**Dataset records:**
.....
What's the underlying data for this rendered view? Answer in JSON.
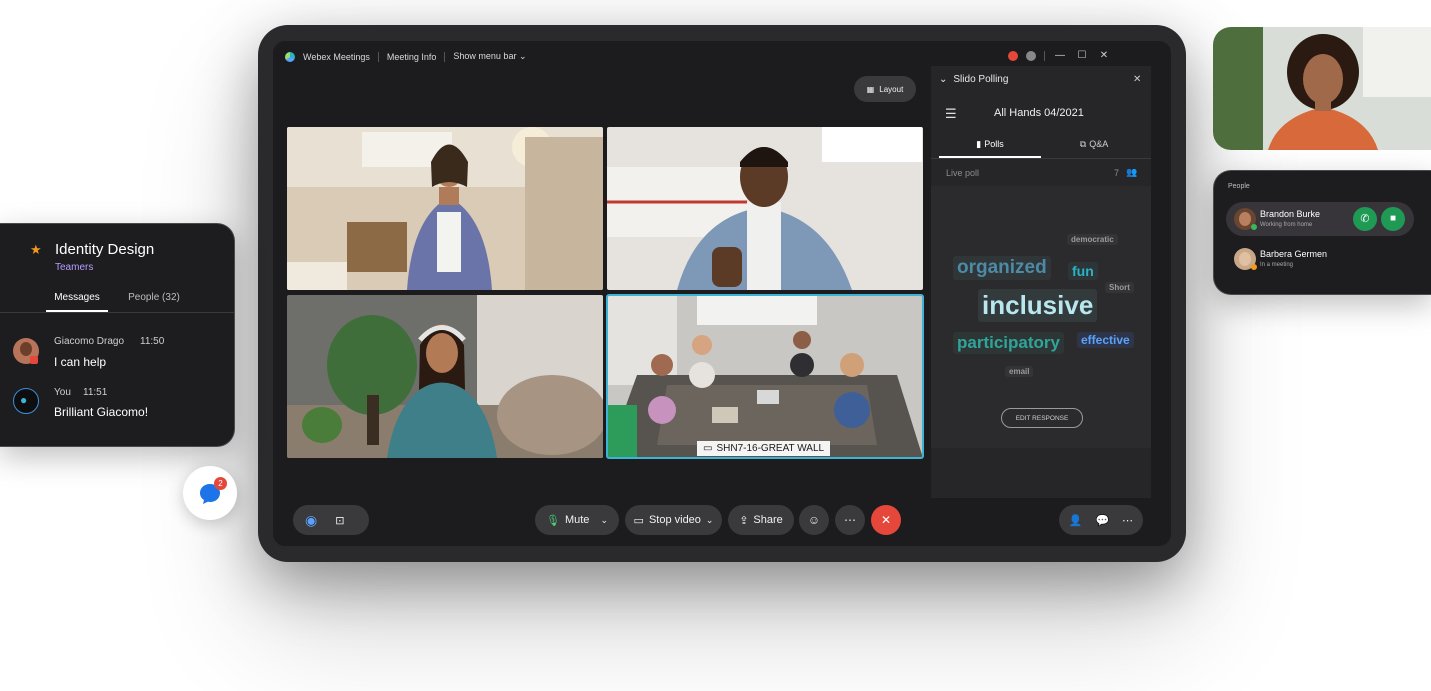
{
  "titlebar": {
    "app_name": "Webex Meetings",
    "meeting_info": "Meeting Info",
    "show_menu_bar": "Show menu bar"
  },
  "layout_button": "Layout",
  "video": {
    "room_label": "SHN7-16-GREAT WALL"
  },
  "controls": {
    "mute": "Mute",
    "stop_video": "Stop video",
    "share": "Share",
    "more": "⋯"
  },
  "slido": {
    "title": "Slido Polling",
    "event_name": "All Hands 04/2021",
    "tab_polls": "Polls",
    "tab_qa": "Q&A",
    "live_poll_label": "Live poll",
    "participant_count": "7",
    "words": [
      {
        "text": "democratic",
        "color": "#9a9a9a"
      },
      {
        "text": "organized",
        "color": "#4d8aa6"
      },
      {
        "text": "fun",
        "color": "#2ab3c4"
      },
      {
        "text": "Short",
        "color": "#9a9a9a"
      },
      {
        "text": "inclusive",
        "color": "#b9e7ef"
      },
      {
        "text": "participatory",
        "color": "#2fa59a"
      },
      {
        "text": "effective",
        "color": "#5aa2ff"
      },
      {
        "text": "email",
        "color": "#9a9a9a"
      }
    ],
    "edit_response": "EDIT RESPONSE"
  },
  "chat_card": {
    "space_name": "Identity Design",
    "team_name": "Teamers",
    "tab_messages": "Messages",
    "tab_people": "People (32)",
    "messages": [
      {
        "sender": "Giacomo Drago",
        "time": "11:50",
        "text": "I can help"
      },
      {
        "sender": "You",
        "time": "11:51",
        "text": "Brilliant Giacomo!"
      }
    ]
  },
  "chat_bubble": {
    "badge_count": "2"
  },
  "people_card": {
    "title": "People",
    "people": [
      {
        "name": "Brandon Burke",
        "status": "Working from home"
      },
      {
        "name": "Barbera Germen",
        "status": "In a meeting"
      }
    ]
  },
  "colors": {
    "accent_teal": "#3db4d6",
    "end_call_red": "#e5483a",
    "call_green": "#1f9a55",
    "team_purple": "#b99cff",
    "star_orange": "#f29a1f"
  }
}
.....
**Aim:**
Make an exact copy of the whole listing, but don't bring over any pictures.

**Problem solution:**
What's the underlying data for this rendered view? Answer in JSON.
{
  "titlebar": {
    "app_name": "Webex Meetings",
    "meeting_info": "Meeting Info",
    "show_menu_bar": "Show menu bar"
  },
  "layout_button": "Layout",
  "video": {
    "room_label": "SHN7-16-GREAT WALL"
  },
  "controls": {
    "mute": "Mute",
    "stop_video": "Stop video",
    "share": "Share",
    "more": "⋯"
  },
  "slido": {
    "title": "Slido Polling",
    "event_name": "All Hands 04/2021",
    "tab_polls": "Polls",
    "tab_qa": "Q&A",
    "live_poll_label": "Live poll",
    "participant_count": "7",
    "words": [
      {
        "text": "democratic",
        "color": "#9a9a9a"
      },
      {
        "text": "organized",
        "color": "#4d8aa6"
      },
      {
        "text": "fun",
        "color": "#2ab3c4"
      },
      {
        "text": "Short",
        "color": "#9a9a9a"
      },
      {
        "text": "inclusive",
        "color": "#b9e7ef"
      },
      {
        "text": "participatory",
        "color": "#2fa59a"
      },
      {
        "text": "effective",
        "color": "#5aa2ff"
      },
      {
        "text": "email",
        "color": "#9a9a9a"
      }
    ],
    "edit_response": "EDIT RESPONSE"
  },
  "chat_card": {
    "space_name": "Identity Design",
    "team_name": "Teamers",
    "tab_messages": "Messages",
    "tab_people": "People (32)",
    "messages": [
      {
        "sender": "Giacomo Drago",
        "time": "11:50",
        "text": "I can help"
      },
      {
        "sender": "You",
        "time": "11:51",
        "text": "Brilliant Giacomo!"
      }
    ]
  },
  "chat_bubble": {
    "badge_count": "2"
  },
  "people_card": {
    "title": "People",
    "people": [
      {
        "name": "Brandon Burke",
        "status": "Working from home"
      },
      {
        "name": "Barbera Germen",
        "status": "In a meeting"
      }
    ]
  },
  "colors": {
    "accent_teal": "#3db4d6",
    "end_call_red": "#e5483a",
    "call_green": "#1f9a55",
    "team_purple": "#b99cff",
    "star_orange": "#f29a1f"
  }
}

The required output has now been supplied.